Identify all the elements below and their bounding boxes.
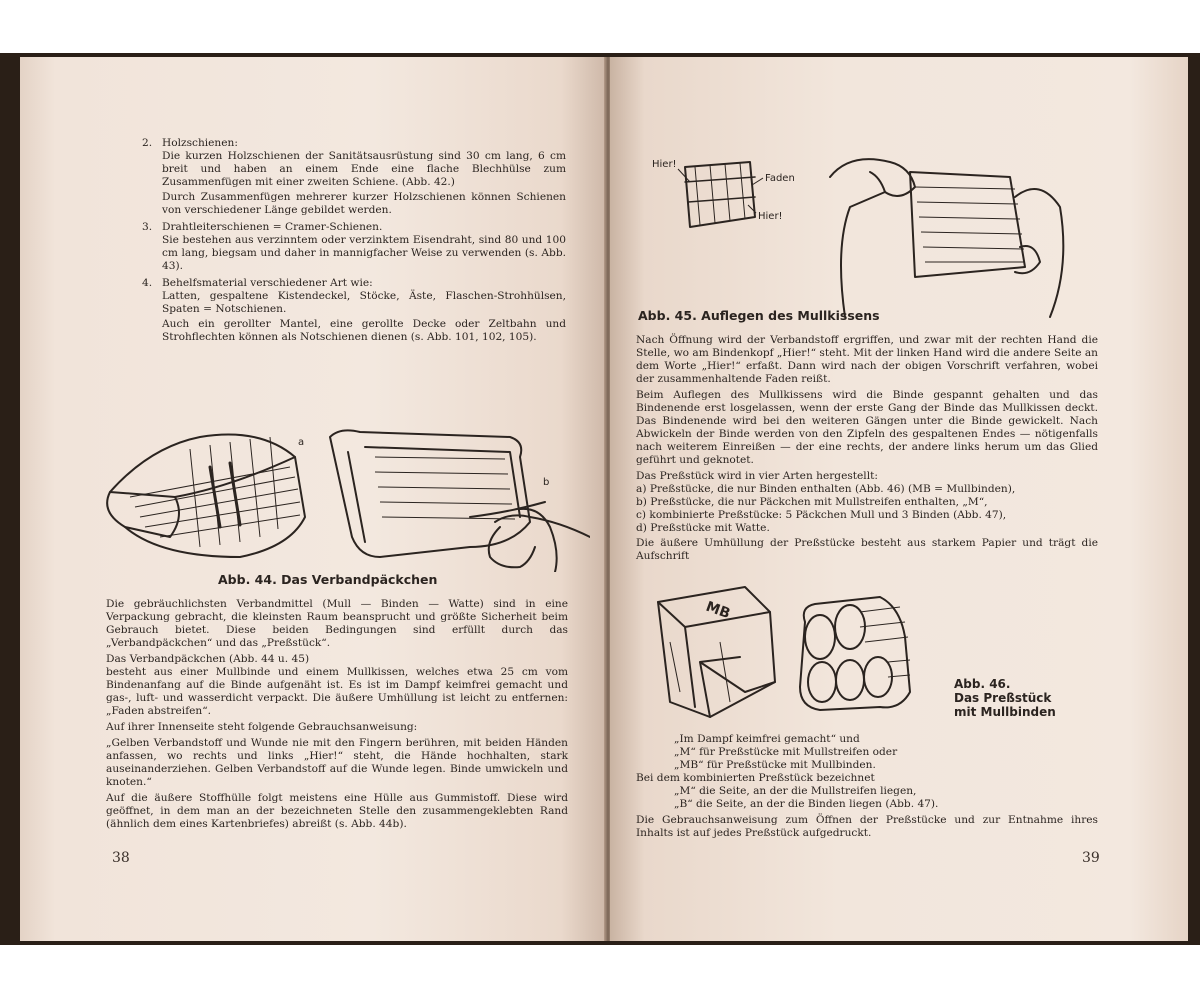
caption-abb-45: Abb. 45. Auflegen des Mullkissens bbox=[638, 308, 880, 323]
paragraph: Die gebräuchlichsten Verbandmittel (Mull — Binden — Watte) sind in eine Verpackung gebracht, die kleinsten Raum beansprucht und größte Sicherheit beim Gebrauch bietet. Diese beiden Bedingungen sind erfüllt durch das „Verbandpäckchen“ und das „Preßstück“. bbox=[106, 598, 568, 649]
list-item: b) Preßstücke, die nur Päckchen mit Mullstreifen enthalten, „M“, bbox=[636, 496, 988, 508]
item-text: Sie bestehen aus verzinntem oder verzinktem Eisendraht, sind 80 und 100 cm lang, biegsam und daher in mannigfacher Weise zu verwenden (s. Abb. 43). bbox=[162, 234, 566, 272]
item-heading: Drahtleiterschienen = Cramer-Schienen. bbox=[162, 221, 383, 233]
quote-line: „B“ die Seite, an der die Binden liegen (Abb. 47). bbox=[674, 798, 939, 810]
figure-label-b: b bbox=[543, 477, 550, 488]
item-number: 2. bbox=[142, 137, 153, 149]
splint-list bbox=[142, 137, 566, 348]
item-text: Die kurzen Holzschienen der Sanitätsausrüstung sind 30 cm lang, 6 cm breit und haben an einem Ende eine flache Blechhülse zum Zusammenfügen mit einer zweiten Schiene. (Abb. 42.) bbox=[162, 150, 566, 188]
paragraph-quote: „Gelben Verbandstoff und Wunde nie mit den Fingern berühren, mit beiden Händen anfassen, wo rechts und links „Hier!“ steht, die Hände hochhalten, stark auseinanderziehen. Gelben Verbandstoff auf die Wunde legen. Binde umwickeln und knoten.“ bbox=[106, 737, 568, 788]
list-item-holzschienen bbox=[142, 137, 566, 217]
packet-b-drawing bbox=[330, 430, 590, 572]
small-packet-drawing bbox=[685, 162, 755, 227]
list-item: d) Preßstücke mit Watte. bbox=[636, 522, 770, 534]
book-spread bbox=[0, 53, 1200, 945]
caption-line: Abb. 46. bbox=[954, 677, 1011, 691]
list-item: c) kombinierte Preßstücke: 5 Päckchen Mull und 3 Binden (Abb. 47), bbox=[636, 509, 1007, 521]
item-number: 4. bbox=[142, 277, 153, 289]
paragraph: Auf die äußere Stoffhülle folgt meistens eine Hülle aus Gummistoff. Diese wird geöffnet, in dem man an der bezeichneten Stelle den zusammengeklebten Rand (ähnlich dem eines Kartenbriefes) abreißt (s. Abb. 44b). bbox=[106, 792, 568, 830]
left-body-text bbox=[106, 598, 568, 834]
figure-44-illustration bbox=[90, 397, 590, 572]
bandage-bundle-drawing bbox=[800, 597, 910, 710]
paragraph: Die äußere Umhüllung der Preßstücke besteht aus starkem Papier und trägt die Aufschrift bbox=[636, 537, 1098, 562]
figure-label-faden: Faden bbox=[765, 173, 795, 184]
figure-45-illustration bbox=[630, 147, 1070, 322]
right-body-text bbox=[636, 334, 1098, 566]
paragraph-heading: Das Verbandpäckchen (Abb. 44 u. 45) bbox=[106, 653, 310, 665]
paper-package-drawing bbox=[658, 587, 775, 717]
figure-46-illustration bbox=[650, 582, 950, 727]
item-number: 3. bbox=[142, 221, 153, 233]
caption-line: Das Preßstück bbox=[954, 691, 1052, 705]
packet-a-drawing bbox=[107, 435, 305, 558]
right-bottom-text bbox=[636, 733, 1098, 843]
paragraph: Auf ihrer Innenseite steht folgende Gebrauchsanweisung: bbox=[106, 721, 418, 733]
item-text: Durch Zusammenfügen mehrerer kurzer Holzschienen können Schienen von verschiedener Länge gebildet werden. bbox=[162, 191, 566, 216]
list-item: a) Preßstücke, die nur Binden enthalten (Abb. 46) (MB = Mullbinden), bbox=[636, 483, 1016, 495]
caption-line: mit Mullbinden bbox=[954, 705, 1056, 719]
quote-line: „MB“ für Preßstücke mit Mullbinden. bbox=[674, 759, 876, 771]
figure-label-hier-1: Hier! bbox=[652, 159, 677, 170]
left-page bbox=[20, 57, 608, 941]
paragraph: Die Gebrauchsanweisung zum Öffnen der Preßstücke und zur Entnahme ihres Inhalts ist auf jedes Preßstück aufgedruckt. bbox=[636, 814, 1098, 839]
list-item-drahtleiterschienen bbox=[142, 221, 566, 273]
paragraph: Bei dem kombinierten Preßstück bezeichnet bbox=[636, 772, 875, 784]
caption-abb-46 bbox=[954, 677, 1056, 719]
paragraph: Beim Auflegen des Mullkissens wird die Binde gespannt gehalten und das Bindenende erst losgelassen, wenn der erste Gang der Binde das Mullkissen deckt. Das Bindenende wird bei den weiteren Gängen unter die Binde gewickelt. Nach Abwickeln der Binde werden von den Zipfeln des gespaltenen Endes — nötigenfalls nach weiterem Einreißen — der eine rechts, der andere links herum um das Glied geführt und geknotet. bbox=[636, 389, 1098, 466]
figure-label-hier-2: Hier! bbox=[758, 211, 783, 222]
item-text: Latten, gespaltene Kistendeckel, Stöcke, Äste, Flaschen-Strohhülsen, Spaten = Notschienen. bbox=[162, 290, 566, 315]
presstueck-types-list bbox=[636, 483, 1098, 535]
item-heading: Behelfsmaterial verschiedener Art wie: bbox=[162, 277, 373, 289]
paragraph: Das Preßstück wird in vier Arten hergestellt: bbox=[636, 470, 878, 482]
paragraph: Nach Öffnung wird der Verbandstoff ergriffen, und zwar mit der rechten Hand die Stelle, wo am Bindenkopf „Hier!“ steht. Mit der linken Hand wird die andere Seite an dem Worte „Hier!“ erfaßt. Dann wird nach der obigen Vorschrift verfahren, wobei der zusammenhaltende Faden reißt. bbox=[636, 334, 1098, 385]
paragraph: besteht aus einer Mullbinde und einem Mullkissen, welches etwa 25 cm vom Bindenanfang auf die Binde aufgenäht ist. Es ist im Dampf keimfrei gemacht und gas-, luft- und wasserdicht verpackt. Die äußere Umhüllung ist leicht zu entfernen: „Faden abstreifen“. bbox=[106, 666, 568, 717]
quote-line: „M“ die Seite, an der die Mullstreifen liegen, bbox=[674, 785, 917, 797]
caption-abb-44: Abb. 44. Das Verbandpäckchen bbox=[218, 572, 438, 587]
page-number-left: 38 bbox=[112, 850, 130, 866]
list-item-behelfsmaterial bbox=[142, 277, 566, 344]
page-number-right: 39 bbox=[1082, 850, 1100, 866]
figure-label-a: a bbox=[298, 437, 305, 448]
item-heading: Holzschienen: bbox=[162, 137, 238, 149]
package-label-mb: MB bbox=[703, 598, 733, 623]
right-page bbox=[610, 57, 1188, 941]
item-text: Auch ein gerollter Mantel, eine gerollte Decke oder Zeltbahn und Strohflechten können als Notschienen dienen (s. Abb. 101, 102, 105). bbox=[162, 318, 566, 343]
hands-bandage-drawing bbox=[830, 159, 1063, 317]
quote-line: „Im Dampf keimfrei gemacht“ und bbox=[674, 733, 860, 745]
quote-line: „M“ für Preßstücke mit Mullstreifen oder bbox=[674, 746, 898, 758]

****************

Görev amacı: "caption-abb-45: Abb. 45." içeren satırla başlayıp "item-text: Die kurzen" içeren satırla biten bölümü, "Eisendraht" yerine "Stahldraht" koyarak yeniden yazın. Bu satırların geri kalanı aynen kalsın.

Yanıt olarak:
caption-abb-45: Abb. 45. Auflegen des Mullkissens bbox=[638, 308, 880, 323]
paragraph: Die gebräuchlichsten Verbandmittel (Mull — Binden — Watte) sind in eine Verpackung gebracht, die kleinsten Raum beansprucht und größte Sicherheit beim Gebrauch bietet. Diese beiden Bedingungen sind erfüllt durch das „Verbandpäckchen“ und das „Preßstück“. bbox=[106, 598, 568, 649]
list-item: b) Preßstücke, die nur Päckchen mit Mullstreifen enthalten, „M“, bbox=[636, 496, 988, 508]
item-text: Sie bestehen aus verzinntem oder verzinktem Stahldraht, sind 80 und 100 cm lang, biegsam und daher in mannigfacher Weise zu verwenden (s. Abb. 43). bbox=[162, 234, 566, 272]
item-heading: Drahtleiterschienen = Cramer-Schienen. bbox=[162, 221, 383, 233]
quote-line: „B“ die Seite, an der die Binden liegen (Abb. 47). bbox=[674, 798, 939, 810]
figure-label-b: b bbox=[543, 477, 550, 488]
item-number: 2. bbox=[142, 137, 153, 149]
splint-list bbox=[142, 137, 566, 348]
item-text: Die kurzen Holzschienen der Sanitätsausrüstung sind 30 cm lang, 6 cm breit und haben an einem Ende eine flache Blechhülse zum Zusammenfügen mit einer zweiten Schiene. (Abb. 42.) bbox=[162, 150, 566, 188]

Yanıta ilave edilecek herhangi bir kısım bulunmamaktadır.